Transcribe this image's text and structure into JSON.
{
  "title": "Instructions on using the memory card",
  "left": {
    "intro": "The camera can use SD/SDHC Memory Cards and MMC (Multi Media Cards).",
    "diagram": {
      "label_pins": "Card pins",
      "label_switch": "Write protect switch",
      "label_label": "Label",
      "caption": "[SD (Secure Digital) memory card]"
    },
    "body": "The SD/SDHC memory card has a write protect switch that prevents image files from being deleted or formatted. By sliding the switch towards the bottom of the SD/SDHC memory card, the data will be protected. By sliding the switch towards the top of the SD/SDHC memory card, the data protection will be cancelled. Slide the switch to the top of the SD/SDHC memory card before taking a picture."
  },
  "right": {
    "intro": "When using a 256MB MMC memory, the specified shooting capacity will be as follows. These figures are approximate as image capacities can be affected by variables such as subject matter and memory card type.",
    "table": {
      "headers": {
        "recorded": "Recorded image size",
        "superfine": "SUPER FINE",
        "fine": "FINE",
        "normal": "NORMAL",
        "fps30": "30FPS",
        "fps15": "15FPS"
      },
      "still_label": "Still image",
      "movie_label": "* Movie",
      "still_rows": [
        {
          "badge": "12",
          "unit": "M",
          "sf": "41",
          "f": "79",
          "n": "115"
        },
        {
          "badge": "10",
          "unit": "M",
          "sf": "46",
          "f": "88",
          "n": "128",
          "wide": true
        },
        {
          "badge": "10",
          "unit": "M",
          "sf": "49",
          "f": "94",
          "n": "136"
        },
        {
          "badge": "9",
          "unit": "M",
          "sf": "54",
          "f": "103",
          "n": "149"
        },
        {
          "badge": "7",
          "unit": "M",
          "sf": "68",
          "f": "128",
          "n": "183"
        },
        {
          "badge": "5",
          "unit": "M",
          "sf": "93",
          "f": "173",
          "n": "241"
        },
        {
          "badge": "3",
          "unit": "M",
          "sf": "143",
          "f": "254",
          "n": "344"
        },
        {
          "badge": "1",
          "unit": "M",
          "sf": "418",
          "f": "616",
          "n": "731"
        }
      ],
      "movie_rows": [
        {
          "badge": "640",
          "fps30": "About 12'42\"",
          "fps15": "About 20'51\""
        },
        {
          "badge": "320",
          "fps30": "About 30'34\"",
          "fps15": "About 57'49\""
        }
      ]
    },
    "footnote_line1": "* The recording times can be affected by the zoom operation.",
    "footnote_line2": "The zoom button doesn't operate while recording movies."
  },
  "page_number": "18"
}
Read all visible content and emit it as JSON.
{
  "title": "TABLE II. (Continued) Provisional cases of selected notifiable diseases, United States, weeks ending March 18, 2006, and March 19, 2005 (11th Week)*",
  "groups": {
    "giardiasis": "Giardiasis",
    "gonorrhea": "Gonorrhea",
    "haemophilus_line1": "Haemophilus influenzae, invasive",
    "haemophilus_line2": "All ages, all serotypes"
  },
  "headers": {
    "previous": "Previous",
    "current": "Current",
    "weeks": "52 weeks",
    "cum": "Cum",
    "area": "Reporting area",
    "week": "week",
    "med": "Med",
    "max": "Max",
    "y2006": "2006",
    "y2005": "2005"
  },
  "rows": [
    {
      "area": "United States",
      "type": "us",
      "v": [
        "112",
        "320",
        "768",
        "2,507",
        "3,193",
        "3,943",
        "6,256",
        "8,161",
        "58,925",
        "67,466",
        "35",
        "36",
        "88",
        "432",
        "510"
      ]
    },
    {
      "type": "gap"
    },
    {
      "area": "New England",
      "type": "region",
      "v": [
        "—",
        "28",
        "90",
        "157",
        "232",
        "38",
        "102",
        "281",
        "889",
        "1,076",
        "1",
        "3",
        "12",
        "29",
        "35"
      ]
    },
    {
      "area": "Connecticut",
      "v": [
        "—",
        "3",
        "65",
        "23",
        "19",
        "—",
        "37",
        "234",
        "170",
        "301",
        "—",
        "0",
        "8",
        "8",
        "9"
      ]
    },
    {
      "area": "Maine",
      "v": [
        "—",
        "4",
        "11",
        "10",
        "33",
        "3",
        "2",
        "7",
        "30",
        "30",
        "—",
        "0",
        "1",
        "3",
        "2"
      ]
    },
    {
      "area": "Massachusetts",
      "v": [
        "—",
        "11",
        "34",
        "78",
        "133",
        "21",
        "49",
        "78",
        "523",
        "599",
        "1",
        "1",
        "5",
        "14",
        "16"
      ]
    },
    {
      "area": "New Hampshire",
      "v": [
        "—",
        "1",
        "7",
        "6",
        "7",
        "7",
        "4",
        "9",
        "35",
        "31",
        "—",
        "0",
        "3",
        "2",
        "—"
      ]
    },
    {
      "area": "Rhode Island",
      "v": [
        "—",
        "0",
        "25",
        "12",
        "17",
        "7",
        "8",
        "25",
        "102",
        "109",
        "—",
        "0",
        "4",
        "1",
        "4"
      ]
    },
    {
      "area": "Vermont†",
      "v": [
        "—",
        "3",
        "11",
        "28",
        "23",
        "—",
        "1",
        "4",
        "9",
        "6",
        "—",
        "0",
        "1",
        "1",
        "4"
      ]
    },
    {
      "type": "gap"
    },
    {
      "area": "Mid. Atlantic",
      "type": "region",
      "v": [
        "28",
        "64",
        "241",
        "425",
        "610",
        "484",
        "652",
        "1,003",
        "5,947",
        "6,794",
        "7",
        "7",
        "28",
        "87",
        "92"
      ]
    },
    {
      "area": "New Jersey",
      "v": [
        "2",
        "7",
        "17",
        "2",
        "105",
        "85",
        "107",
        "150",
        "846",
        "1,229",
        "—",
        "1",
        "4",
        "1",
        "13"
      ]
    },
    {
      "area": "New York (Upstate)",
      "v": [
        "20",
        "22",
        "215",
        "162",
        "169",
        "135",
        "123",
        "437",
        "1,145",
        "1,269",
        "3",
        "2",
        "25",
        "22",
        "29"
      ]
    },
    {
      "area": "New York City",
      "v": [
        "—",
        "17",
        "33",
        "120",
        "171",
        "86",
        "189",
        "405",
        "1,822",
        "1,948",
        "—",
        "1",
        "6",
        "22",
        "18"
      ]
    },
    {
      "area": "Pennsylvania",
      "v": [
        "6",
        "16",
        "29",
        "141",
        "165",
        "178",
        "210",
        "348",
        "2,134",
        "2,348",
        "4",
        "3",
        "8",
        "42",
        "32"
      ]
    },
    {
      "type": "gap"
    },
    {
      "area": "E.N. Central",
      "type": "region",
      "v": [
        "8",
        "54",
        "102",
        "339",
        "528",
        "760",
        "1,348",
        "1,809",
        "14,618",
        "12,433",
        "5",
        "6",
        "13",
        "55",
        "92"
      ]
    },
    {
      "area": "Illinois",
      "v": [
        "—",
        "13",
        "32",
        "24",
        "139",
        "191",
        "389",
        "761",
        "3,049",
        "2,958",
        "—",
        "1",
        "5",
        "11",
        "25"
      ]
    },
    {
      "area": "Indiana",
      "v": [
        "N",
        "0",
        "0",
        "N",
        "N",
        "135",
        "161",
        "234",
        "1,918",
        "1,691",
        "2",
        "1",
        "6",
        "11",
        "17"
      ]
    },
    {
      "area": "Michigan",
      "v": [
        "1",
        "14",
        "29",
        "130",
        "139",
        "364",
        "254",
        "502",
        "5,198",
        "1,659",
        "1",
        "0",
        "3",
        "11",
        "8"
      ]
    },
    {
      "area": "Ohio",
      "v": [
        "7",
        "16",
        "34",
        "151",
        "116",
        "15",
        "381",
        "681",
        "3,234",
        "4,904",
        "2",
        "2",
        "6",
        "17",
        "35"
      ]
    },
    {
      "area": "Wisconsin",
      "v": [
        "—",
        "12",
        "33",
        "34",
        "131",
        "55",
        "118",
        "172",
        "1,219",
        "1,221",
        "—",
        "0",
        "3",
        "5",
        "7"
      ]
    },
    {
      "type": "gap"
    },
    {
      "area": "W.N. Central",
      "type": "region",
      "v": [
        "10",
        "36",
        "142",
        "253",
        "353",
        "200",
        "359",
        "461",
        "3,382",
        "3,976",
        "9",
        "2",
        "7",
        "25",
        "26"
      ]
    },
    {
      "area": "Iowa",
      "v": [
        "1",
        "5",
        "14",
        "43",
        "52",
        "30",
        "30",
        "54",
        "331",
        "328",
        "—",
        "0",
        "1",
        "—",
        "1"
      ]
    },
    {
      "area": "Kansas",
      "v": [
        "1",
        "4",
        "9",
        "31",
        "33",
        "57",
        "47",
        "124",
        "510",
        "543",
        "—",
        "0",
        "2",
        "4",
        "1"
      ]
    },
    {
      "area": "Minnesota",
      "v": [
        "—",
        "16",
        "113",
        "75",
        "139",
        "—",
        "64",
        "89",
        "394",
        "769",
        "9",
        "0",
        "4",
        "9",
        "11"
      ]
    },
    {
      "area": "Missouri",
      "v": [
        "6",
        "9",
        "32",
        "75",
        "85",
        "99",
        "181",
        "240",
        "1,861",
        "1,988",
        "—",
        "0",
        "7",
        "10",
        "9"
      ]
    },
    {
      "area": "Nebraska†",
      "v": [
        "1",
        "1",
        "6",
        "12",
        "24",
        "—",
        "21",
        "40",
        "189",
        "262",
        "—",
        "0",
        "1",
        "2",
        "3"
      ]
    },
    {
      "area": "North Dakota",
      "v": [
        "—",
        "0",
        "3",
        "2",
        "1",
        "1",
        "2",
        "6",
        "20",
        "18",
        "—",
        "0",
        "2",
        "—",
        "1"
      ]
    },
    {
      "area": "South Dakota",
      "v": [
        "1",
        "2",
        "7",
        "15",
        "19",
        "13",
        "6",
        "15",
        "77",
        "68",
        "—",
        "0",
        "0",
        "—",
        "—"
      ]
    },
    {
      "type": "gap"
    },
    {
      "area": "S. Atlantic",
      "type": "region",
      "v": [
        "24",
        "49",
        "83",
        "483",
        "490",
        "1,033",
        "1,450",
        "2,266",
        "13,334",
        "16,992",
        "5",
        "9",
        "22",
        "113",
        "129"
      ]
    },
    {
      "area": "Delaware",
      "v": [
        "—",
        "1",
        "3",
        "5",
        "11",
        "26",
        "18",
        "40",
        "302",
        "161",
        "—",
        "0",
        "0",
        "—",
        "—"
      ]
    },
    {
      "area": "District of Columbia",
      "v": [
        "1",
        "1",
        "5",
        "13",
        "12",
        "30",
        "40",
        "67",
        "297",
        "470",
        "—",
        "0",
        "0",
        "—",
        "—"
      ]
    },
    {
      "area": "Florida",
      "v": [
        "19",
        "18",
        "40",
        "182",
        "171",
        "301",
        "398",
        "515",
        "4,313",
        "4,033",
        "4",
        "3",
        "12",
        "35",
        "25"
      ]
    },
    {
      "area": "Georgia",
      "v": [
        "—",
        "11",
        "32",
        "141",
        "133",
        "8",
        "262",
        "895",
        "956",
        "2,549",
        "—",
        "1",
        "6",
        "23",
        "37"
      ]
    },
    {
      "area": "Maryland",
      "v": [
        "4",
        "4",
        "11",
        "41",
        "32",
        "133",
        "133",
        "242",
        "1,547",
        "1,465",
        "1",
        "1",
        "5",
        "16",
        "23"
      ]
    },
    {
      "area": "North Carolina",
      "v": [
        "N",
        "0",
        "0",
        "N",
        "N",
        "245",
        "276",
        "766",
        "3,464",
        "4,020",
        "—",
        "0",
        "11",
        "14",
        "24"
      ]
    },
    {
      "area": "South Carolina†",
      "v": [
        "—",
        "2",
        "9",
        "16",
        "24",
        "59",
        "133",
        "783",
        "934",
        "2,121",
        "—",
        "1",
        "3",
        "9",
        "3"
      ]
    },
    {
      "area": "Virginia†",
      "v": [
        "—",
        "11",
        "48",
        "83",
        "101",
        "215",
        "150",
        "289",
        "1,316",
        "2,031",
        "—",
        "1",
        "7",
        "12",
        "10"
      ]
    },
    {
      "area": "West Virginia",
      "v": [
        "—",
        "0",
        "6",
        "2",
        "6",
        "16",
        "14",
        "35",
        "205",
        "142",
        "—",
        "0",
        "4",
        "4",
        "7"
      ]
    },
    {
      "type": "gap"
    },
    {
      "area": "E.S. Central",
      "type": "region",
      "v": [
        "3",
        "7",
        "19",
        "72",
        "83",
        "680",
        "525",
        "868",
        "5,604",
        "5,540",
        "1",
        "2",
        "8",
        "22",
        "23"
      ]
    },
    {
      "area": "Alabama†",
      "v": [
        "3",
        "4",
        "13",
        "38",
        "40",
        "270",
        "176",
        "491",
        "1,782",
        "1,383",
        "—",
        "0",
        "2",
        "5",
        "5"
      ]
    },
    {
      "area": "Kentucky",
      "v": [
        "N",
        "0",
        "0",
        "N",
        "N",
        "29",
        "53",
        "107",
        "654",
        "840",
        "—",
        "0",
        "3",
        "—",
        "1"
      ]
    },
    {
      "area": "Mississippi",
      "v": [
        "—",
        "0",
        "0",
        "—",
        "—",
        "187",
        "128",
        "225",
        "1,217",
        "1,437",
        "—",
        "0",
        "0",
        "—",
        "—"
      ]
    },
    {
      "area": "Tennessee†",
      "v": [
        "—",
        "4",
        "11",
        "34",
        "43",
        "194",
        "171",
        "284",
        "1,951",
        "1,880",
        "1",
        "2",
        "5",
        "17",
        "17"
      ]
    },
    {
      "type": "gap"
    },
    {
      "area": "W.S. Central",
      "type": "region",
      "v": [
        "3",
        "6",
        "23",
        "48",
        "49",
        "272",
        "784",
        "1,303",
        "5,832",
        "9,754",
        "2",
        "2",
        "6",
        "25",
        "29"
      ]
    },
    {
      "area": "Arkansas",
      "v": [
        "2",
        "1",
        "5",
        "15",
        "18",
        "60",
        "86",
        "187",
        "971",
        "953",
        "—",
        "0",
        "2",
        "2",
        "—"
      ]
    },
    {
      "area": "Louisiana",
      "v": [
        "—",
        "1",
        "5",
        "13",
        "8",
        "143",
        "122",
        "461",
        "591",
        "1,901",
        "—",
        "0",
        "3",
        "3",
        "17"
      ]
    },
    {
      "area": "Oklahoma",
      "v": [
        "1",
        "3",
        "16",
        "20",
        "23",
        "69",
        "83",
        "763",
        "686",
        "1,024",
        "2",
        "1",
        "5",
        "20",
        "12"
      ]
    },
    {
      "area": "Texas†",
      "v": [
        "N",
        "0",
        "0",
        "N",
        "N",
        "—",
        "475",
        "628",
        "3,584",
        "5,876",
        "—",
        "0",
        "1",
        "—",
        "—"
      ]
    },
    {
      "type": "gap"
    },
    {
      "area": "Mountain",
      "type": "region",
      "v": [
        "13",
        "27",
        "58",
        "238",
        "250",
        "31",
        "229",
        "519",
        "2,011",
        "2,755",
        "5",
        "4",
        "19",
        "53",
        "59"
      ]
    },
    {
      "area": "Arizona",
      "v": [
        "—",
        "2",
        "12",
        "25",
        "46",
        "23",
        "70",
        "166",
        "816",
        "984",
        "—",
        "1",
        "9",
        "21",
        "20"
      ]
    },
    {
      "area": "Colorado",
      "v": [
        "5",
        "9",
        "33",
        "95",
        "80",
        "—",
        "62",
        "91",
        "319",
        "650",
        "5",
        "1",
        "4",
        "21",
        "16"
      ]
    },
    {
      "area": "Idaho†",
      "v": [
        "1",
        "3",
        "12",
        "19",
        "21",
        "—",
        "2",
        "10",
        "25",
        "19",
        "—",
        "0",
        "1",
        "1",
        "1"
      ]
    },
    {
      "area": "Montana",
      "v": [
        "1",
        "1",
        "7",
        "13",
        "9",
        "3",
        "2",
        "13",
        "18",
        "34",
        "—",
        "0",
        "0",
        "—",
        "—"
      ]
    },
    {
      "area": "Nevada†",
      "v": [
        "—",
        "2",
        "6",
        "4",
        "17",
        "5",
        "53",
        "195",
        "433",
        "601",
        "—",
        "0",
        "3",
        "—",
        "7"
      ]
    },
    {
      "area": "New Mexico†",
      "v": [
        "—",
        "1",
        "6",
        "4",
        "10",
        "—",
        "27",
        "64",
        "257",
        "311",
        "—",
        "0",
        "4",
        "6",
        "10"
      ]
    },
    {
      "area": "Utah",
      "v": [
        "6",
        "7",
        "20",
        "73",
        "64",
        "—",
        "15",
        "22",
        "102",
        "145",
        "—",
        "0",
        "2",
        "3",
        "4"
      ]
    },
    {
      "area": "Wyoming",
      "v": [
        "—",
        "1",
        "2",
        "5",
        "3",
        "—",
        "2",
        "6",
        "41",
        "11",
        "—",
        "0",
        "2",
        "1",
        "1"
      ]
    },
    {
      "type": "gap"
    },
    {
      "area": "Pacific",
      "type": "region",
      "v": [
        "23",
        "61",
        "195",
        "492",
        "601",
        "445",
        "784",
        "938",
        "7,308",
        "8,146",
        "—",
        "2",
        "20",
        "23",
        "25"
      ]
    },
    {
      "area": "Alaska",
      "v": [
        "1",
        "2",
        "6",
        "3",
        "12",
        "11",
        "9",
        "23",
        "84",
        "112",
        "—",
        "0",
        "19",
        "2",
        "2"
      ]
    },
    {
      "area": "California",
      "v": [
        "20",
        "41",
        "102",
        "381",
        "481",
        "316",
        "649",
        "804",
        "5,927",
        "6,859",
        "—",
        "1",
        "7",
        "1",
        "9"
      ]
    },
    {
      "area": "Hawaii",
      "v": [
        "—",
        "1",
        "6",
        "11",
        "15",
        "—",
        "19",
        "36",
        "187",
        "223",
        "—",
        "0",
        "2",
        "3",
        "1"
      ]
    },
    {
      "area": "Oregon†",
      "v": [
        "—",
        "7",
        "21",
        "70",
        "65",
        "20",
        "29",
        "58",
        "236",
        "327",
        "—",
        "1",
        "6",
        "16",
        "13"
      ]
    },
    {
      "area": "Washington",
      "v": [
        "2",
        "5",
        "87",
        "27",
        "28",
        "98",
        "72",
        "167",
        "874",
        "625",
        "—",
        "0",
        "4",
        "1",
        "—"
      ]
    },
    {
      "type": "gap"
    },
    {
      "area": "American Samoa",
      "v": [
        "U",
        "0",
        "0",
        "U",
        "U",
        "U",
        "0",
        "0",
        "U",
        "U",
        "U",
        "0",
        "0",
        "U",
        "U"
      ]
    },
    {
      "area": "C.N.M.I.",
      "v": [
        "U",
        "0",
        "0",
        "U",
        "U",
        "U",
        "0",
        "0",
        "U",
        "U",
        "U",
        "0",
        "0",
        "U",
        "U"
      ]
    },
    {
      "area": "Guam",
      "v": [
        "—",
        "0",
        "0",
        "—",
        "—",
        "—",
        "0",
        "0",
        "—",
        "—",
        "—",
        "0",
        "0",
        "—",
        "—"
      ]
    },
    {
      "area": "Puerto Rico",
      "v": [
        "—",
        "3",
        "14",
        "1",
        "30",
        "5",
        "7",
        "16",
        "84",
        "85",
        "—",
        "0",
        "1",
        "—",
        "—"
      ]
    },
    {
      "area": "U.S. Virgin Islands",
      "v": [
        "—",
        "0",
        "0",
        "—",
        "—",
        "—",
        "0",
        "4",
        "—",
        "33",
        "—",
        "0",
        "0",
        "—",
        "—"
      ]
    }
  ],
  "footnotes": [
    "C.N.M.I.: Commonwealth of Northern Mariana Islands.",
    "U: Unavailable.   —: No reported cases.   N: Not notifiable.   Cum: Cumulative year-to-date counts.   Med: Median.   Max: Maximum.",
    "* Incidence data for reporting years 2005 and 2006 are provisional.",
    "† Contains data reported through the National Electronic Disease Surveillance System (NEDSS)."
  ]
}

▬▬▬

DIRECTION: Only lines with the string "intro" belong in your answer; copy each one.

ANSWER FOR THE TASK:
    "intro": "The camera can use SD/SDHC Memory Cards and MMC (Multi Media Cards).",
    "intro": "When using a 256MB MMC memory, the specified shooting capacity will be as follows. These figures are approximate as image capacities can be affected by variables such as subject matter and memory card type.",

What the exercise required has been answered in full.